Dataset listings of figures
━━━━━━━━━━━━━━━━

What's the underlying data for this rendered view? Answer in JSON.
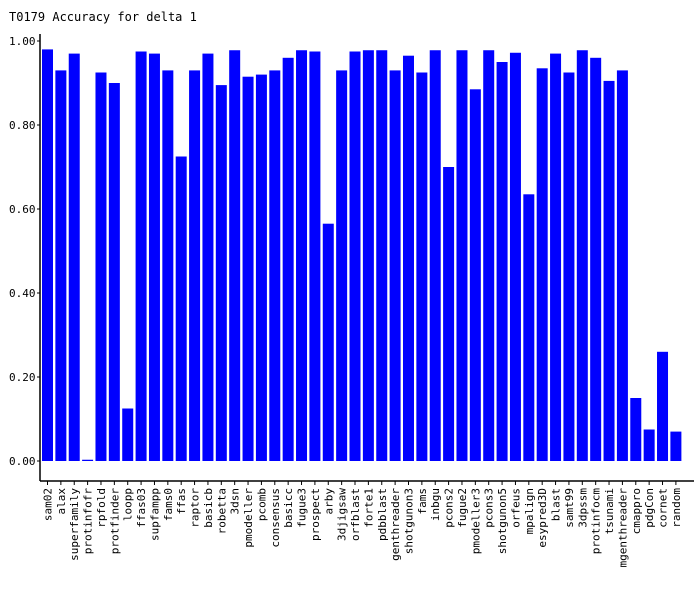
{
  "chart_data": {
    "type": "bar",
    "title": "T0179 Accuracy for delta 1",
    "xlabel": "",
    "ylabel": "",
    "ylim": [
      0,
      1
    ],
    "yticks": [
      "0.00",
      "0.20",
      "0.40",
      "0.60",
      "0.80",
      "1.00"
    ],
    "grid": false,
    "bar_color": "#0000ff",
    "categories": [
      "sam02",
      "alax",
      "superfamily",
      "protinfofr",
      "rpfold",
      "protfinder",
      "loopp",
      "ffas03",
      "supfampp",
      "fams0",
      "ffas",
      "raptor",
      "basicb",
      "robetta",
      "3dsn",
      "pmodeller",
      "pcomb",
      "consensus",
      "basicc",
      "fugue3",
      "prospect",
      "arby",
      "3djigsaw",
      "orfblast",
      "forte1",
      "pdbblast",
      "genthreader",
      "shotgunon3",
      "fams",
      "inbgu",
      "pcons2",
      "fugue2",
      "pmodeller3",
      "pcons3",
      "shotgunon5",
      "orfeus",
      "mpalign",
      "esypred3D",
      "blast",
      "samt99",
      "3dpssm",
      "protinfocm",
      "tsunami",
      "mgenthreader",
      "cmappro",
      "pdgCon",
      "cornet",
      "random"
    ],
    "values": [
      0.98,
      0.93,
      0.97,
      0.003,
      0.925,
      0.9,
      0.125,
      0.975,
      0.97,
      0.93,
      0.725,
      0.93,
      0.97,
      0.895,
      0.978,
      0.915,
      0.92,
      0.93,
      0.96,
      0.978,
      0.975,
      0.565,
      0.93,
      0.975,
      0.978,
      0.978,
      0.93,
      0.965,
      0.925,
      0.978,
      0.7,
      0.978,
      0.885,
      0.978,
      0.95,
      0.972,
      0.635,
      0.935,
      0.97,
      0.925,
      0.978,
      0.96,
      0.905,
      0.93,
      0.15,
      0.075,
      0.26,
      0.07
    ]
  }
}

━━━━━━━━━━━━━━━━

▸ Stated exercise
Every record above should be written out again exactly; the pictures stay out of the copy.

▸ Task answer
What's the underlying data for this rendered view? Answer in JSON.
{
  "chart_data": {
    "type": "bar",
    "title": "T0179 Accuracy for delta 1",
    "xlabel": "",
    "ylabel": "",
    "ylim": [
      0,
      1
    ],
    "yticks": [
      "0.00",
      "0.20",
      "0.40",
      "0.60",
      "0.80",
      "1.00"
    ],
    "grid": false,
    "bar_color": "#0000ff",
    "categories": [
      "sam02",
      "alax",
      "superfamily",
      "protinfofr",
      "rpfold",
      "protfinder",
      "loopp",
      "ffas03",
      "supfampp",
      "fams0",
      "ffas",
      "raptor",
      "basicb",
      "robetta",
      "3dsn",
      "pmodeller",
      "pcomb",
      "consensus",
      "basicc",
      "fugue3",
      "prospect",
      "arby",
      "3djigsaw",
      "orfblast",
      "forte1",
      "pdbblast",
      "genthreader",
      "shotgunon3",
      "fams",
      "inbgu",
      "pcons2",
      "fugue2",
      "pmodeller3",
      "pcons3",
      "shotgunon5",
      "orfeus",
      "mpalign",
      "esypred3D",
      "blast",
      "samt99",
      "3dpssm",
      "protinfocm",
      "tsunami",
      "mgenthreader",
      "cmappro",
      "pdgCon",
      "cornet",
      "random"
    ],
    "values": [
      0.98,
      0.93,
      0.97,
      0.003,
      0.925,
      0.9,
      0.125,
      0.975,
      0.97,
      0.93,
      0.725,
      0.93,
      0.97,
      0.895,
      0.978,
      0.915,
      0.92,
      0.93,
      0.96,
      0.978,
      0.975,
      0.565,
      0.93,
      0.975,
      0.978,
      0.978,
      0.93,
      0.965,
      0.925,
      0.978,
      0.7,
      0.978,
      0.885,
      0.978,
      0.95,
      0.972,
      0.635,
      0.935,
      0.97,
      0.925,
      0.978,
      0.96,
      0.905,
      0.93,
      0.15,
      0.075,
      0.26,
      0.07
    ]
  }
}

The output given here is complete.